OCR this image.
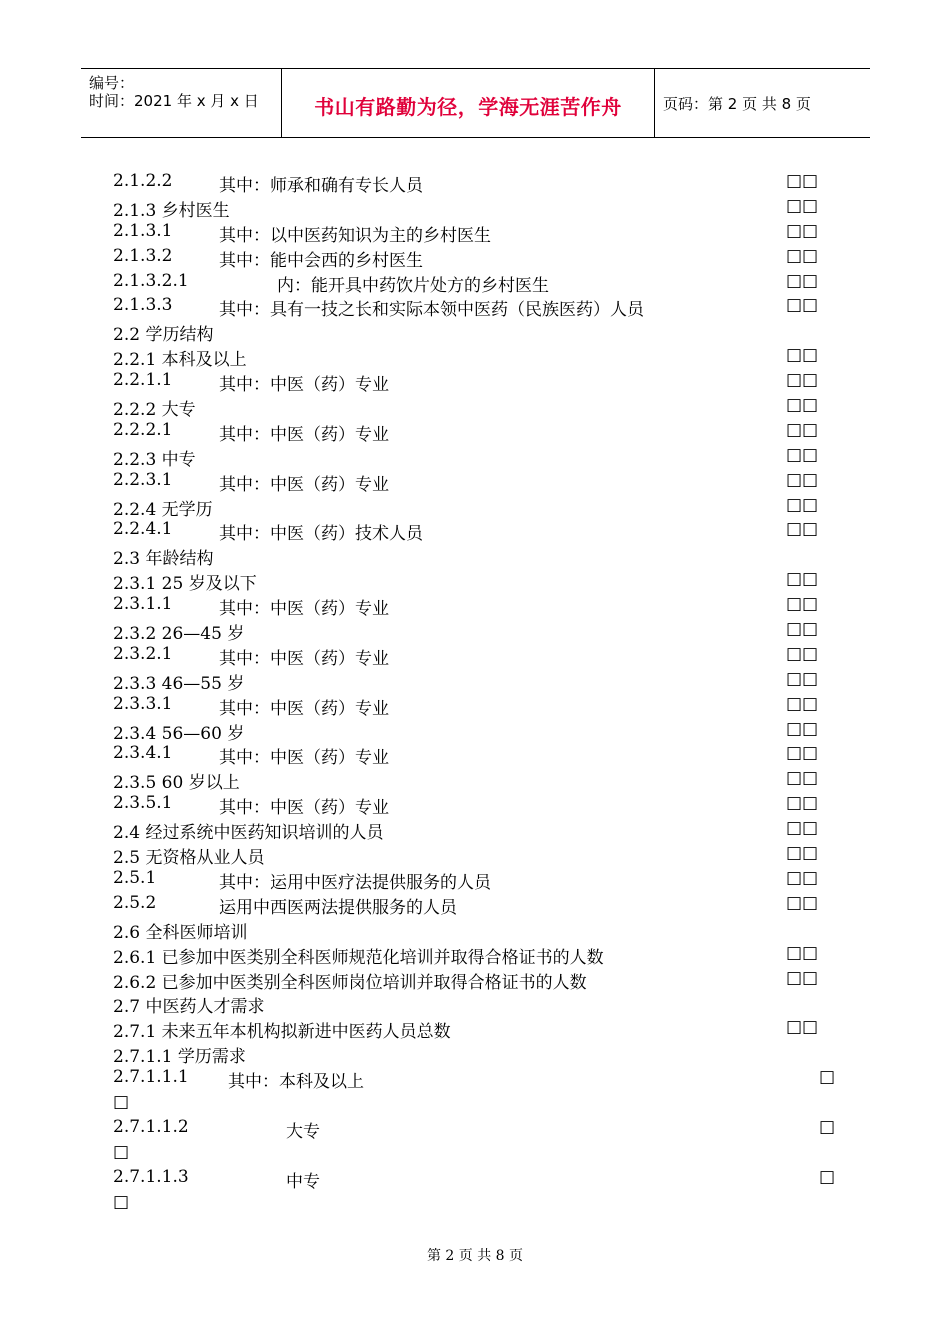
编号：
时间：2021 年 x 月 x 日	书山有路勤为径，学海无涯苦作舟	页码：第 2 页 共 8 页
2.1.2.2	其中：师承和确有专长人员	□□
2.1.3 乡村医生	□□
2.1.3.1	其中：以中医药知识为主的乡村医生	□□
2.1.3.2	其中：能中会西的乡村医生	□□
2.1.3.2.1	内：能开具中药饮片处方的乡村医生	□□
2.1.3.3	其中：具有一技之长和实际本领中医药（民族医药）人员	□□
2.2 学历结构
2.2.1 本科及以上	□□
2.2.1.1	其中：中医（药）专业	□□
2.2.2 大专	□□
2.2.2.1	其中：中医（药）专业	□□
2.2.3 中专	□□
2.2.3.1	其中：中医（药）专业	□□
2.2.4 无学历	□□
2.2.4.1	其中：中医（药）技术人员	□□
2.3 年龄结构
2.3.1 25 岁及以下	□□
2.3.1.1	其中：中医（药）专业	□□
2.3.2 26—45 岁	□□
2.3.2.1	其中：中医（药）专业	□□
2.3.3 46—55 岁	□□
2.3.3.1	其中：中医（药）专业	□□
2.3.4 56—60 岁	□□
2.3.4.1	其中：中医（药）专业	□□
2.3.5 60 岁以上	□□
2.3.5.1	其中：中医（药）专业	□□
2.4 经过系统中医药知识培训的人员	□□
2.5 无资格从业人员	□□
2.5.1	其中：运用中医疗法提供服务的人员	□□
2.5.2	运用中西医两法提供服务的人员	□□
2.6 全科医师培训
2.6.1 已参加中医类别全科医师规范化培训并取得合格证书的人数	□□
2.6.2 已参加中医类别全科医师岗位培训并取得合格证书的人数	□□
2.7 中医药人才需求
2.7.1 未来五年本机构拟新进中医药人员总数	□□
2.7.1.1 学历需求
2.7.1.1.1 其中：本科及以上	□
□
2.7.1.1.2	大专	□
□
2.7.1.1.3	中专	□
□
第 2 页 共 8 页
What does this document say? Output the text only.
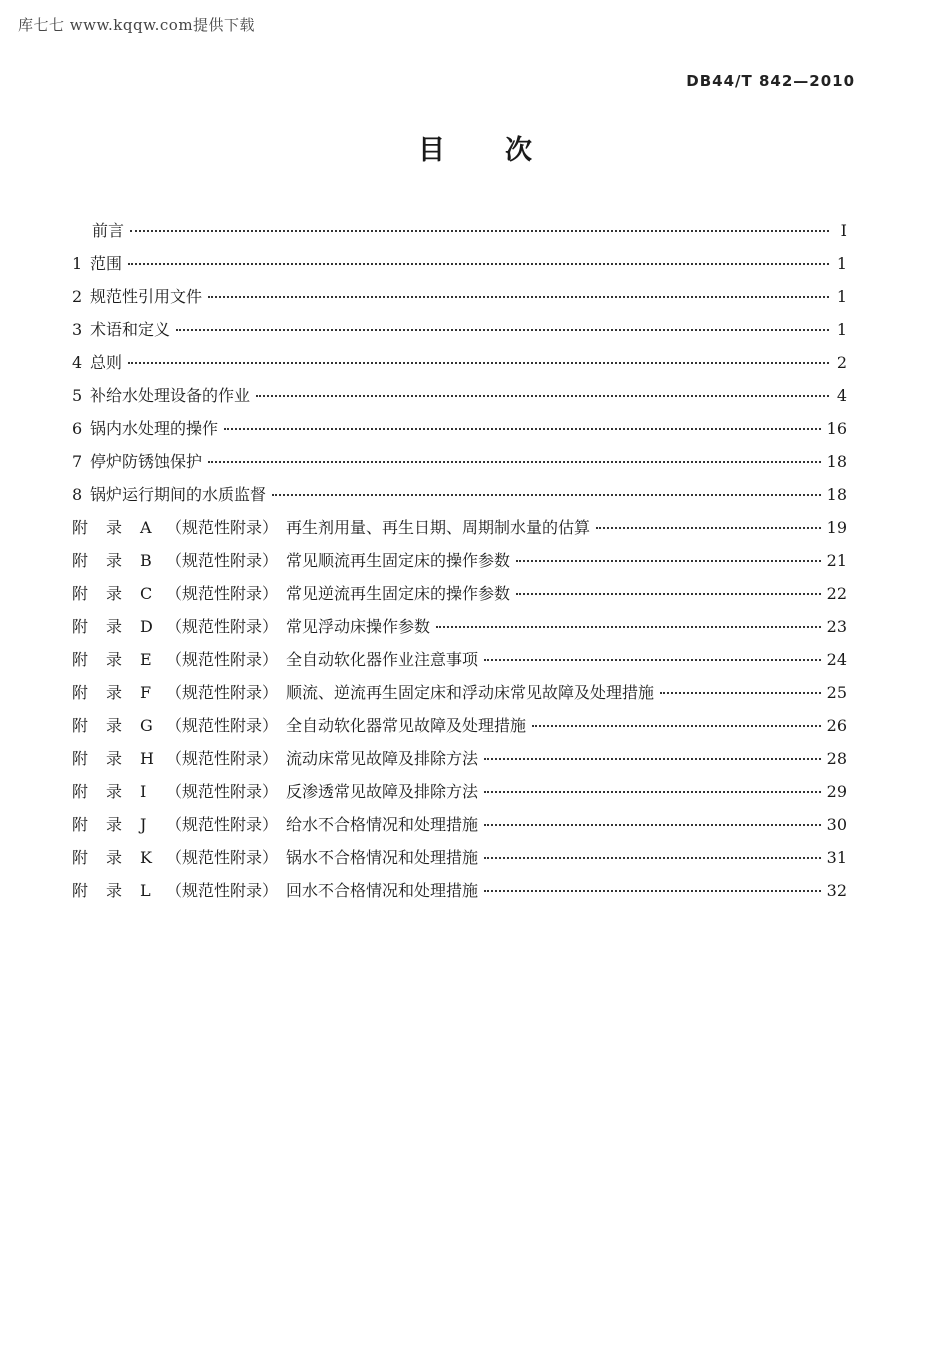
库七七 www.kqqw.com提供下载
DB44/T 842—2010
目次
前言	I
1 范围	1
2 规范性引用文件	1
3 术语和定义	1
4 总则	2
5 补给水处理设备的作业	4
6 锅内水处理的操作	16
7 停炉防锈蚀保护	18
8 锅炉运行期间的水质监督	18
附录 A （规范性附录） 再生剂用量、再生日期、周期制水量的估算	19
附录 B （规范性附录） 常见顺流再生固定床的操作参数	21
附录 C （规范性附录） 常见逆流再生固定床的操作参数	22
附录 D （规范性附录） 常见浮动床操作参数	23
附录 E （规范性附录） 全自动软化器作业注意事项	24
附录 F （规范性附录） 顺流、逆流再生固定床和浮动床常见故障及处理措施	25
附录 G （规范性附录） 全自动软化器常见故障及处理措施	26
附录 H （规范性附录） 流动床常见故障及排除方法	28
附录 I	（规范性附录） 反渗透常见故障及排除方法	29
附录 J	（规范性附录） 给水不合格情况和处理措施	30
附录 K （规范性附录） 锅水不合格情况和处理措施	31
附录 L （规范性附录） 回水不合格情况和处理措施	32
• • • • •
Brief
Keep the pictures out of the copy and return the rest of the data above exactly.

Solution to the exercise
OCR this image.
编号：
时间：2021 年 x 月 x 日	书山有路勤为径，学海无涯苦作舟	页码：第 2 页 共 8 页
2.1.2.2	其中：师承和确有专长人员	□□
2.1.3 乡村医生	□□
2.1.3.1	其中：以中医药知识为主的乡村医生	□□
2.1.3.2	其中：能中会西的乡村医生	□□
2.1.3.2.1	内：能开具中药饮片处方的乡村医生	□□
2.1.3.3	其中：具有一技之长和实际本领中医药（民族医药）人员	□□
2.2 学历结构
2.2.1 本科及以上	□□
2.2.1.1	其中：中医（药）专业	□□
2.2.2 大专	□□
2.2.2.1	其中：中医（药）专业	□□
2.2.3 中专	□□
2.2.3.1	其中：中医（药）专业	□□
2.2.4 无学历	□□
2.2.4.1	其中：中医（药）技术人员	□□
2.3 年龄结构
2.3.1 25 岁及以下	□□
2.3.1.1	其中：中医（药）专业	□□
2.3.2 26—45 岁	□□
2.3.2.1	其中：中医（药）专业	□□
2.3.3 46—55 岁	□□
2.3.3.1	其中：中医（药）专业	□□
2.3.4 56—60 岁	□□
2.3.4.1	其中：中医（药）专业	□□
2.3.5 60 岁以上	□□
2.3.5.1	其中：中医（药）专业	□□
2.4 经过系统中医药知识培训的人员	□□
2.5 无资格从业人员	□□
2.5.1	其中：运用中医疗法提供服务的人员	□□
2.5.2	运用中西医两法提供服务的人员	□□
2.6 全科医师培训
2.6.1 已参加中医类别全科医师规范化培训并取得合格证书的人数	□□
2.6.2 已参加中医类别全科医师岗位培训并取得合格证书的人数	□□
2.7 中医药人才需求
2.7.1 未来五年本机构拟新进中医药人员总数	□□
2.7.1.1 学历需求
2.7.1.1.1 其中：本科及以上	□
□
2.7.1.1.2	大专	□
□
2.7.1.1.3	中专	□
□
第 2 页 共 8 页
What does this document say? Output the text only.
库七七 www.kqqw.com提供下载
DB44/T 842—2010
目次
前言	I
1 范围	1
2 规范性引用文件	1
3 术语和定义	1
4 总则	2
5 补给水处理设备的作业	4
6 锅内水处理的操作	16
7 停炉防锈蚀保护	18
8 锅炉运行期间的水质监督	18
附录 A （规范性附录） 再生剂用量、再生日期、周期制水量的估算	19
附录 B （规范性附录） 常见顺流再生固定床的操作参数	21
附录 C （规范性附录） 常见逆流再生固定床的操作参数	22
附录 D （规范性附录） 常见浮动床操作参数	23
附录 E （规范性附录） 全自动软化器作业注意事项	24
附录 F （规范性附录） 顺流、逆流再生固定床和浮动床常见故障及处理措施	25
附录 G （规范性附录） 全自动软化器常见故障及处理措施	26
附录 H （规范性附录） 流动床常见故障及排除方法	28
附录 I	（规范性附录） 反渗透常见故障及排除方法	29
附录 J	（规范性附录） 给水不合格情况和处理措施	30
附录 K （规范性附录） 锅水不合格情况和处理措施	31
附录 L （规范性附录） 回水不合格情况和处理措施	32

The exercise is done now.